**Exercise data:**
______

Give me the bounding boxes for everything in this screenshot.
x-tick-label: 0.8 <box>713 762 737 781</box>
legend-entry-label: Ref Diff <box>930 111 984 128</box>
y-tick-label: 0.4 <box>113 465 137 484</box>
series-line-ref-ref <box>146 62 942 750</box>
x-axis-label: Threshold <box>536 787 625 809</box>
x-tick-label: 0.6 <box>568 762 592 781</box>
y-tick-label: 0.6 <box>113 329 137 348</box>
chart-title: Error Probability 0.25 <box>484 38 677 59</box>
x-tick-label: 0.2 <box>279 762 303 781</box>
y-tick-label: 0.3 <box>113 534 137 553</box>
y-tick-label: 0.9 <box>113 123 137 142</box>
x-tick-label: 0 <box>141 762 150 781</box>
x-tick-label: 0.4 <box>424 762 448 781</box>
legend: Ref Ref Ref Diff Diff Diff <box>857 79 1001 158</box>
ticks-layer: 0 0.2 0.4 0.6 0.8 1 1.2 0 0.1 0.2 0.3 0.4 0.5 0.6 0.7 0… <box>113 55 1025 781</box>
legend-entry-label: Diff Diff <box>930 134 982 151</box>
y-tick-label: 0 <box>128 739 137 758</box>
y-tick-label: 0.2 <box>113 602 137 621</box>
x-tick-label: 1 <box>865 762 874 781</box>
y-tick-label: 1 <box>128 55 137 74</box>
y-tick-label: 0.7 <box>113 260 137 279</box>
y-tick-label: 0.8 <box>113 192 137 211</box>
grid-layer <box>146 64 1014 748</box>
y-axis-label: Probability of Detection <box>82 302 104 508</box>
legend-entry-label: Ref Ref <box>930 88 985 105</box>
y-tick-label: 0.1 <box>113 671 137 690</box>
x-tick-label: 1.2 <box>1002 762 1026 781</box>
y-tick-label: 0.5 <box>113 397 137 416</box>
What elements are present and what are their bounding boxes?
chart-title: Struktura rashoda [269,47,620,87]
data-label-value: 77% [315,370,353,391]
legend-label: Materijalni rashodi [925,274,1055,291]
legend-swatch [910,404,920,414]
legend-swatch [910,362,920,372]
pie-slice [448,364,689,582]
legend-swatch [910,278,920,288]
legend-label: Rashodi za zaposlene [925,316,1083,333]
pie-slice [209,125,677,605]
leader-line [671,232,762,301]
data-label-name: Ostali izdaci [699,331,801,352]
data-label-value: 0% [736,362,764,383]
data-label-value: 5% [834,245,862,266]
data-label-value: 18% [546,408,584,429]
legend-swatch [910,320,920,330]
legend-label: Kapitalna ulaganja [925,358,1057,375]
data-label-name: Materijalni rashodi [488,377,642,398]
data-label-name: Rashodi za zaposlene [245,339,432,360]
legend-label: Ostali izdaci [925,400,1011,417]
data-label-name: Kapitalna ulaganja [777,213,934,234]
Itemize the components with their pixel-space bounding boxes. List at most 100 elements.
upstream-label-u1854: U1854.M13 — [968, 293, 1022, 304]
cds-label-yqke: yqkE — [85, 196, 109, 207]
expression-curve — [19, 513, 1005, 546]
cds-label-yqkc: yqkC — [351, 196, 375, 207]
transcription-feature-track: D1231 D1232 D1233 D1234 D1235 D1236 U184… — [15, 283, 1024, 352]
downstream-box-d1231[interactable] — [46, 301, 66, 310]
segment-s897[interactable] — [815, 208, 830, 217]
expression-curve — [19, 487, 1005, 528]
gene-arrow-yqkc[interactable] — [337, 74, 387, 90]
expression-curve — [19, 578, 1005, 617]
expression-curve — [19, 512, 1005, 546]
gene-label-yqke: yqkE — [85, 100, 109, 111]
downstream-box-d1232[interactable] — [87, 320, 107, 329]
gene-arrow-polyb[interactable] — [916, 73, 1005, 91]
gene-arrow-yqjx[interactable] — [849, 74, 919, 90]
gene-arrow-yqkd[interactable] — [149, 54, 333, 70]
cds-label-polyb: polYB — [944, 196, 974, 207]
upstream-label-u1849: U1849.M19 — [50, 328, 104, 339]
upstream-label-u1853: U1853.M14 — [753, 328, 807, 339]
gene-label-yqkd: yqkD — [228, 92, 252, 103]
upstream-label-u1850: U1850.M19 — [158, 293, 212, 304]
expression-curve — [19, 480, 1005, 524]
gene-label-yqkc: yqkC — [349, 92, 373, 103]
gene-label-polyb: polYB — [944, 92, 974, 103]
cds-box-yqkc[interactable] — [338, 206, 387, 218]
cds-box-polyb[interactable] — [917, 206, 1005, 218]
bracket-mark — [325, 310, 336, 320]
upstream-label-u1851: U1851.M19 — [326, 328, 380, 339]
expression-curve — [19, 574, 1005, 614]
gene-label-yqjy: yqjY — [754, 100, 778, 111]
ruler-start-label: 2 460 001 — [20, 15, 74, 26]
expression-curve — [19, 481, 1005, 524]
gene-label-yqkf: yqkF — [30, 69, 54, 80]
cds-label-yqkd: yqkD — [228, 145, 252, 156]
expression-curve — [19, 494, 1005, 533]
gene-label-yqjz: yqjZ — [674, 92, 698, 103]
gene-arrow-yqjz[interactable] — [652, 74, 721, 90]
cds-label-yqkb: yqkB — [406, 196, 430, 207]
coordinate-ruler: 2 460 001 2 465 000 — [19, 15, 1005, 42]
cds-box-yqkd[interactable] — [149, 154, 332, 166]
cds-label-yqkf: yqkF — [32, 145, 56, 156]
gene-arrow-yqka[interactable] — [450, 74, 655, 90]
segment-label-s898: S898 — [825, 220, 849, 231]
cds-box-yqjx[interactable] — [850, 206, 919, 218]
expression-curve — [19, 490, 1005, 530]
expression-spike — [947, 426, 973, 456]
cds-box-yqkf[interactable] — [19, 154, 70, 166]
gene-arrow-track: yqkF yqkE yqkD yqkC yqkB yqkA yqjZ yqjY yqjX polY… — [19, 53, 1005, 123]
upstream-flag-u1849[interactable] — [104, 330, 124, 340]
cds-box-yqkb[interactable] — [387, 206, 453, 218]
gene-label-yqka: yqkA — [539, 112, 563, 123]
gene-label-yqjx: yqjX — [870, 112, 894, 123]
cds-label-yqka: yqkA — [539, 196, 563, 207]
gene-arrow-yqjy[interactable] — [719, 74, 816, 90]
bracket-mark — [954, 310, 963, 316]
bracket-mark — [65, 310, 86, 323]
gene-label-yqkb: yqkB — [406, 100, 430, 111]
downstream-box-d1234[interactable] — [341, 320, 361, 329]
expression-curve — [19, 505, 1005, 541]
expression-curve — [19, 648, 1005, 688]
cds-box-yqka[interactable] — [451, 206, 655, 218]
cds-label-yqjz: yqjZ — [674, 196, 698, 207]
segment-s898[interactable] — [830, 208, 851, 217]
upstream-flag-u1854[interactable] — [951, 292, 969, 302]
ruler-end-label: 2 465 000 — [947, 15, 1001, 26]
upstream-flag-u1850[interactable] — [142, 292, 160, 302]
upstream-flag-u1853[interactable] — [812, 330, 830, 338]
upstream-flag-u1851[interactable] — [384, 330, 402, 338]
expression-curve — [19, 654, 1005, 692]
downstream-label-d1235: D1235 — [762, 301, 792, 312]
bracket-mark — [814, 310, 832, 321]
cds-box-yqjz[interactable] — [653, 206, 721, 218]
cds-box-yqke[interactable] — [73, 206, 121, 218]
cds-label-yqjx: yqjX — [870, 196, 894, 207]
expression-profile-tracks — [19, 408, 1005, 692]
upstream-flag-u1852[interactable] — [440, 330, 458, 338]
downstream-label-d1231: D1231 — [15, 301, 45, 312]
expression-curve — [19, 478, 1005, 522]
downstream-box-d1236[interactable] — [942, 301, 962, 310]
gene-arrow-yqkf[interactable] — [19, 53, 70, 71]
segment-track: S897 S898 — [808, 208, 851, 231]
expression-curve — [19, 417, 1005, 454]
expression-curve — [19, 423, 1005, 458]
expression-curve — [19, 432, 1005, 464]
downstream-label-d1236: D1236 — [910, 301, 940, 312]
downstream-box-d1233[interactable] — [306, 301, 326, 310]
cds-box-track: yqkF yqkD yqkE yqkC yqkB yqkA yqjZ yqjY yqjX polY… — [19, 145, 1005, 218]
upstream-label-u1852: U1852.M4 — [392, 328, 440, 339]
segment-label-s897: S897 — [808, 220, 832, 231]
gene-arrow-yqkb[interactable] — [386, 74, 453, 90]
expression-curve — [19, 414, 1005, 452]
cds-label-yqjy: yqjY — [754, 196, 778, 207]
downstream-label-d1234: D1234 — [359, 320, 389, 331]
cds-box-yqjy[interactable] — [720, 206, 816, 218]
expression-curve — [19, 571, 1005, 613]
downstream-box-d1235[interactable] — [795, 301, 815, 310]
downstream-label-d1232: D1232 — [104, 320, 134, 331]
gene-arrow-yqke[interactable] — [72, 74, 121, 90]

______

**Work instructions:**
Reproduce the material line for line without any changes, from its first line through the line with "legend-entry-label: Ref Ref", both ends included.

**Expected output:**
Give me the bounding boxes for everything in this screenshot.
x-tick-label: 0.8 <box>713 762 737 781</box>
legend-entry-label: Ref Diff <box>930 111 984 128</box>
y-tick-label: 0.4 <box>113 465 137 484</box>
series-line-ref-ref <box>146 62 942 750</box>
x-axis-label: Threshold <box>536 787 625 809</box>
x-tick-label: 0.6 <box>568 762 592 781</box>
y-tick-label: 0.6 <box>113 329 137 348</box>
chart-title: Error Probability 0.25 <box>484 38 677 59</box>
x-tick-label: 0.2 <box>279 762 303 781</box>
y-tick-label: 0.3 <box>113 534 137 553</box>
y-tick-label: 0.9 <box>113 123 137 142</box>
x-tick-label: 0 <box>141 762 150 781</box>
x-tick-label: 0.4 <box>424 762 448 781</box>
legend: Ref Ref Ref Diff Diff Diff <box>857 79 1001 158</box>
ticks-layer: 0 0.2 0.4 0.6 0.8 1 1.2 0 0.1 0.2 0.3 0.4 0.5 0.6 0.7 0… <box>113 55 1025 781</box>
legend-entry-label: Diff Diff <box>930 134 982 151</box>
y-tick-label: 0 <box>128 739 137 758</box>
y-tick-label: 0.2 <box>113 602 137 621</box>
x-tick-label: 1 <box>865 762 874 781</box>
y-tick-label: 1 <box>128 55 137 74</box>
y-tick-label: 0.7 <box>113 260 137 279</box>
y-tick-label: 0.8 <box>113 192 137 211</box>
grid-layer <box>146 64 1014 748</box>
y-axis-label: Probability of Detection <box>82 302 104 508</box>
legend-entry-label: Ref Ref <box>930 88 985 105</box>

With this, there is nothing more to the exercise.